[Collected data]
^^^^^^^^

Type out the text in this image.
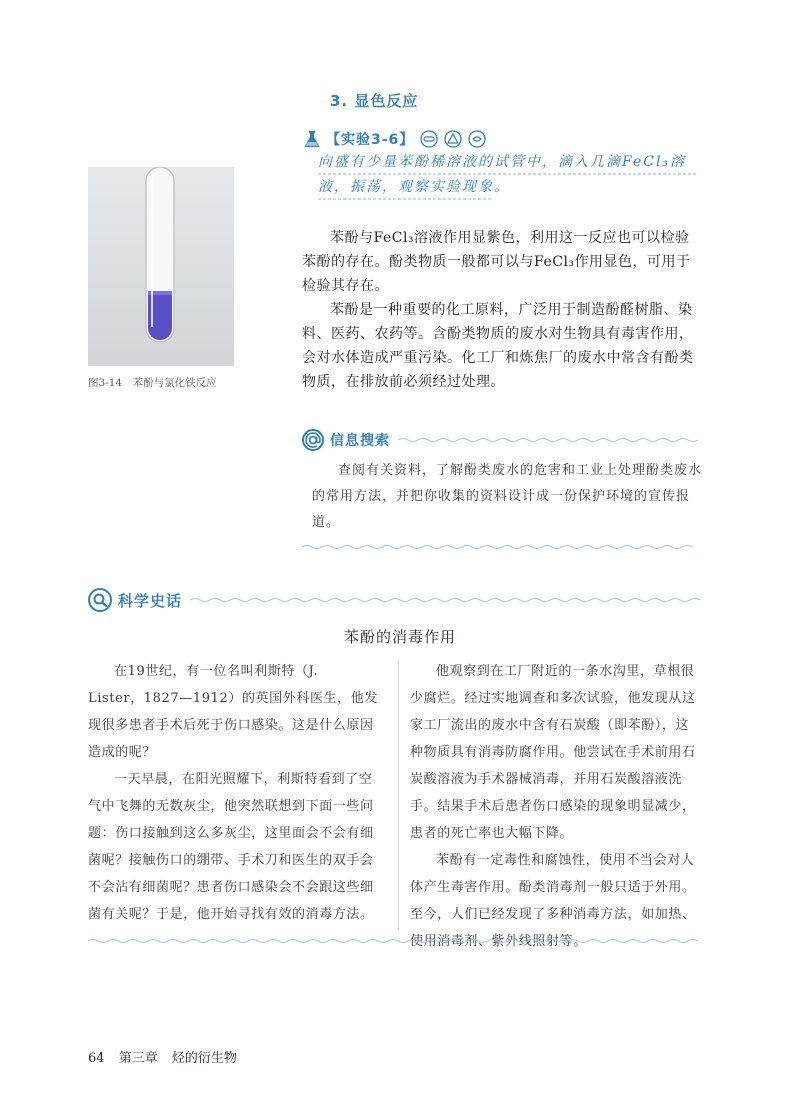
3. 显色反应
【实验3-6】
向盛有少量苯酚稀溶液的试管中，滴入几滴FeCl₃溶液，振荡，观察实验现象。
图3-14　苯酚与氯化铁反应
苯酚与FeCl₃溶液作用显紫色，利用这一反应也可以检验苯酚的存在。酚类物质一般都可以与FeCl₃作用显色，可用于检验其存在。
苯酚是一种重要的化工原料，广泛用于制造酚醛树脂、染料、医药、农药等。含酚类物质的废水对生物具有毒害作用，会对水体造成严重污染。化工厂和炼焦厂的废水中常含有酚类物质，在排放前必须经过处理。
信息搜索
查阅有关资料，了解酚类废水的危害和工业上处理酚类废水的常用方法，并把你收集的资料设计成一份保护环境的宣传报道。
科学史话
苯酚的消毒作用

在19世纪，有一位名叫利斯特（J. Lister，1827—1912）的英国外科医生，他发现很多患者手术后死于伤口感染。这是什么原因造成的呢？

一天早晨，在阳光照耀下，利斯特看到了空气中飞舞的无数灰尘，他突然联想到下面一些问题：伤口接触到这么多灰尘，这里面会不会有细菌呢？接触伤口的绷带、手术刀和医生的双手会不会沾有细菌呢？患者伤口感染会不会跟这些细菌有关呢？于是，他开始寻找有效的消毒方法。

他观察到在工厂附近的一条水沟里，草根很少腐烂。经过实地调查和多次试验，他发现从这家工厂流出的废水中含有石炭酸（即苯酚），这种物质具有消毒防腐作用。他尝试在手术前用石炭酸溶液为手术器械消毒，并用石炭酸溶液洗手。结果手术后患者伤口感染的现象明显减少，患者的死亡率也大幅下降。

苯酚有一定毒性和腐蚀性，使用不当会对人体产生毒害作用。酚类消毒剂一般只适于外用。至今，人们已经发现了多种消毒方法，如加热、使用消毒剂、紫外线照射等。

64 第三章 烃的衍生物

^^^^^^^^

Repeat everything in the records precisely. Images are excluded from the copy.

- Completed exercise
Type out the text in this image.
3. 显色反应
【实验3-6】
向盛有少量苯酚稀溶液的试管中，滴入几滴FeCl₃溶液，振荡，观察实验现象。
图3-14　苯酚与氯化铁反应
苯酚与FeCl₃溶液作用显紫色，利用这一反应也可以检验苯酚的存在。酚类物质一般都可以与FeCl₃作用显色，可用于检验其存在。
苯酚是一种重要的化工原料，广泛用于制造酚醛树脂、染料、医药、农药等。含酚类物质的废水对生物具有毒害作用，会对水体造成严重污染。化工厂和炼焦厂的废水中常含有酚类物质，在排放前必须经过处理。
信息搜索
查阅有关资料，了解酚类废水的危害和工业上处理酚类废水的常用方法，并把你收集的资料设计成一份保护环境的宣传报道。
科学史话
苯酚的消毒作用

在19世纪，有一位名叫利斯特（J. Lister，1827—1912）的英国外科医生，他发现很多患者手术后死于伤口感染。这是什么原因造成的呢？

一天早晨，在阳光照耀下，利斯特看到了空气中飞舞的无数灰尘，他突然联想到下面一些问题：伤口接触到这么多灰尘，这里面会不会有细菌呢？接触伤口的绷带、手术刀和医生的双手会不会沾有细菌呢？患者伤口感染会不会跟这些细菌有关呢？于是，他开始寻找有效的消毒方法。

他观察到在工厂附近的一条水沟里，草根很少腐烂。经过实地调查和多次试验，他发现从这家工厂流出的废水中含有石炭酸（即苯酚），这种物质具有消毒防腐作用。他尝试在手术前用石炭酸溶液为手术器械消毒，并用石炭酸溶液洗手。结果手术后患者伤口感染的现象明显减少，患者的死亡率也大幅下降。

苯酚有一定毒性和腐蚀性，使用不当会对人体产生毒害作用。酚类消毒剂一般只适于外用。至今，人们已经发现了多种消毒方法，如加热、使用消毒剂、紫外线照射等。

64 第三章 烃的衍生物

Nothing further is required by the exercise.